Rows from a figure dataset:

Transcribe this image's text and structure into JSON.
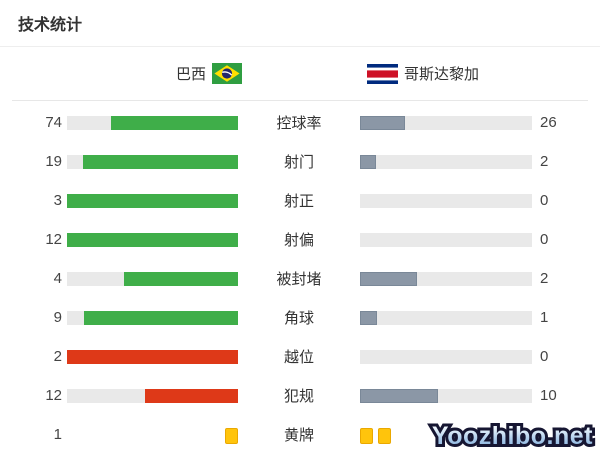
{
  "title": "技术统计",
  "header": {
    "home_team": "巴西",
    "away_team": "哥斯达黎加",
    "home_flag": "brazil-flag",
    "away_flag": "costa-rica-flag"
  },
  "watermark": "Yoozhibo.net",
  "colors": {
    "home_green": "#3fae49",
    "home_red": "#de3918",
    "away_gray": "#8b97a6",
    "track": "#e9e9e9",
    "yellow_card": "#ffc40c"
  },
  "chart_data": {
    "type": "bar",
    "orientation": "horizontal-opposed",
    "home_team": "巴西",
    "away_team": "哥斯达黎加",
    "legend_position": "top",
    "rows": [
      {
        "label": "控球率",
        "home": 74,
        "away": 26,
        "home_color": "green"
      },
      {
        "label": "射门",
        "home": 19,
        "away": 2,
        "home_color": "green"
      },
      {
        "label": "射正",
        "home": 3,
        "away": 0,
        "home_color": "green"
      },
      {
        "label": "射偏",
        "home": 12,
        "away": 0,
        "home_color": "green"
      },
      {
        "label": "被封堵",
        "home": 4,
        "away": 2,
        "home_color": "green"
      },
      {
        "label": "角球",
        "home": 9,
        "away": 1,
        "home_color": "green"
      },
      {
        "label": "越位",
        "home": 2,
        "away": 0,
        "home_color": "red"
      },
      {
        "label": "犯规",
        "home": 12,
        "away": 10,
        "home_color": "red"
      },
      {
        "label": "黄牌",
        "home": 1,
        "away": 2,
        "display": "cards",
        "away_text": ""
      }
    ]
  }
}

• _OBJECTIVE_
The records above must be transcribed exactly. Pictures are left out of the copy.

• _EXERCISE OUTPUT_
Transcribe this image's text and structure into JSON.
{
  "title": "技术统计",
  "header": {
    "home_team": "巴西",
    "away_team": "哥斯达黎加",
    "home_flag": "brazil-flag",
    "away_flag": "costa-rica-flag"
  },
  "watermark": "Yoozhibo.net",
  "colors": {
    "home_green": "#3fae49",
    "home_red": "#de3918",
    "away_gray": "#8b97a6",
    "track": "#e9e9e9",
    "yellow_card": "#ffc40c"
  },
  "chart_data": {
    "type": "bar",
    "orientation": "horizontal-opposed",
    "home_team": "巴西",
    "away_team": "哥斯达黎加",
    "legend_position": "top",
    "rows": [
      {
        "label": "控球率",
        "home": 74,
        "away": 26,
        "home_color": "green"
      },
      {
        "label": "射门",
        "home": 19,
        "away": 2,
        "home_color": "green"
      },
      {
        "label": "射正",
        "home": 3,
        "away": 0,
        "home_color": "green"
      },
      {
        "label": "射偏",
        "home": 12,
        "away": 0,
        "home_color": "green"
      },
      {
        "label": "被封堵",
        "home": 4,
        "away": 2,
        "home_color": "green"
      },
      {
        "label": "角球",
        "home": 9,
        "away": 1,
        "home_color": "green"
      },
      {
        "label": "越位",
        "home": 2,
        "away": 0,
        "home_color": "red"
      },
      {
        "label": "犯规",
        "home": 12,
        "away": 10,
        "home_color": "red"
      },
      {
        "label": "黄牌",
        "home": 1,
        "away": 2,
        "display": "cards",
        "away_text": ""
      }
    ]
  }
}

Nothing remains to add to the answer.